Your answer should consist of the lines below that hold the word "Humor".

Excerpts from an interface dataset:
....................

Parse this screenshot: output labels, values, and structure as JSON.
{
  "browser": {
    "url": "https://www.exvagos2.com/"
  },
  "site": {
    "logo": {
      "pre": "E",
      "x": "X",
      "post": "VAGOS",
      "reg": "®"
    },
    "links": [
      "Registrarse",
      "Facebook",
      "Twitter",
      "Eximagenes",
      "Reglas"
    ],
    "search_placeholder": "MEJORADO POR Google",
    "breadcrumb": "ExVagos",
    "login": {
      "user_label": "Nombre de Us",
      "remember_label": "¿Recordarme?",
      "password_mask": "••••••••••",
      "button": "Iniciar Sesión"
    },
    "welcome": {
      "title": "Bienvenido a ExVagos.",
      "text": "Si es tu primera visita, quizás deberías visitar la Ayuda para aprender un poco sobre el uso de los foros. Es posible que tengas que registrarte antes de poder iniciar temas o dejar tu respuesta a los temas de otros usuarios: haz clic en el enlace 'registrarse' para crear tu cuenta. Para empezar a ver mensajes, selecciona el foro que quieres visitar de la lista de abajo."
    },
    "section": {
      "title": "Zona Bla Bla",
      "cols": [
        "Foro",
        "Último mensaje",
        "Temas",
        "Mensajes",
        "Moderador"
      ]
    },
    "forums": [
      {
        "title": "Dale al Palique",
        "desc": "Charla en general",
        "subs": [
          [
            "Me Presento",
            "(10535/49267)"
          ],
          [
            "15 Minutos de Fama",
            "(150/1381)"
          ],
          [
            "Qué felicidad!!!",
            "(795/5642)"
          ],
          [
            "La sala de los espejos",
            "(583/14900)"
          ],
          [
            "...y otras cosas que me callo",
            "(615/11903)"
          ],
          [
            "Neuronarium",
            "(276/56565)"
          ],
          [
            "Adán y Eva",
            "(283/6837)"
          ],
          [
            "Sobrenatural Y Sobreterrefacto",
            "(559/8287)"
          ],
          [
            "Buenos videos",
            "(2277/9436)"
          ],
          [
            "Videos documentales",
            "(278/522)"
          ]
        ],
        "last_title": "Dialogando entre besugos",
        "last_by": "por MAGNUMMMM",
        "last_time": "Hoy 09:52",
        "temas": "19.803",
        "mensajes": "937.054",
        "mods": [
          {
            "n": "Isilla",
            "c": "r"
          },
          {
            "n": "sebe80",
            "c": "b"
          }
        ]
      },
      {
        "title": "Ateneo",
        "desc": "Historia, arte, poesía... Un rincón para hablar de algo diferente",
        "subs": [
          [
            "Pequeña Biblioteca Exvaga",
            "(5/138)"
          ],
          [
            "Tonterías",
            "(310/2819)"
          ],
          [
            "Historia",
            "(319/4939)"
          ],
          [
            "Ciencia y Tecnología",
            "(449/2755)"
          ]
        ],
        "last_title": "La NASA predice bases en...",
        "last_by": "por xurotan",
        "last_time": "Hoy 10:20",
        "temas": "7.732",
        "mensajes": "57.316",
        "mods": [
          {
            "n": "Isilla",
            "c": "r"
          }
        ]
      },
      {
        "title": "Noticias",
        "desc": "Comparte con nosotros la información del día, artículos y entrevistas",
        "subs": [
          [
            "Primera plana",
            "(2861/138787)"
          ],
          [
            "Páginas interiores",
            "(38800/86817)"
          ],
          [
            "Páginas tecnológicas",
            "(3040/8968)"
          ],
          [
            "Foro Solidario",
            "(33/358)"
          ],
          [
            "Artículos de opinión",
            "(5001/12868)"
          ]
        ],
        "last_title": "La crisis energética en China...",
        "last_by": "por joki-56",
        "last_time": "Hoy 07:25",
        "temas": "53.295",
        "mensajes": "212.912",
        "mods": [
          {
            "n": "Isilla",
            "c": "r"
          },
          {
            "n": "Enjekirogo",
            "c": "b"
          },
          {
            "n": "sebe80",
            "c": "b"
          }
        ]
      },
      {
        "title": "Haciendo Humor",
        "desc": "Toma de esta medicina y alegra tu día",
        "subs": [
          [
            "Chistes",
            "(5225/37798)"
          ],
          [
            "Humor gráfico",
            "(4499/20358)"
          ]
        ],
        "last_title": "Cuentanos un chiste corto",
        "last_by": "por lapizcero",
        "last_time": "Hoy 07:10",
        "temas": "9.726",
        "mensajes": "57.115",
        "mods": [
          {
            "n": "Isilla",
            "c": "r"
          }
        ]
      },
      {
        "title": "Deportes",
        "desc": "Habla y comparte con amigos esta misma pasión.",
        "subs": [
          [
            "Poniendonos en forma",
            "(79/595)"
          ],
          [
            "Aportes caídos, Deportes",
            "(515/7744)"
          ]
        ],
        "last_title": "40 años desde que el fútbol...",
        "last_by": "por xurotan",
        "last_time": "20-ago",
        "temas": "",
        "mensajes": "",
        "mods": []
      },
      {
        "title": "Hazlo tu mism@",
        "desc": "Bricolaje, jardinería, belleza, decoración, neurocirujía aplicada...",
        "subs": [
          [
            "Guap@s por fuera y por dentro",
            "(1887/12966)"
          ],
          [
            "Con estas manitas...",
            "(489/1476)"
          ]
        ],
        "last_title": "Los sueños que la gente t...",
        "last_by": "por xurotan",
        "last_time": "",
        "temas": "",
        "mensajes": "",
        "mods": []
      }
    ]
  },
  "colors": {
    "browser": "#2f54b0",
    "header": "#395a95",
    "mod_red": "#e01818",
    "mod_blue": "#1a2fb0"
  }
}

....................

[WRITTEN RESPONSE]:
        "title": "Haciendo Humor",
            "Humor gráfico",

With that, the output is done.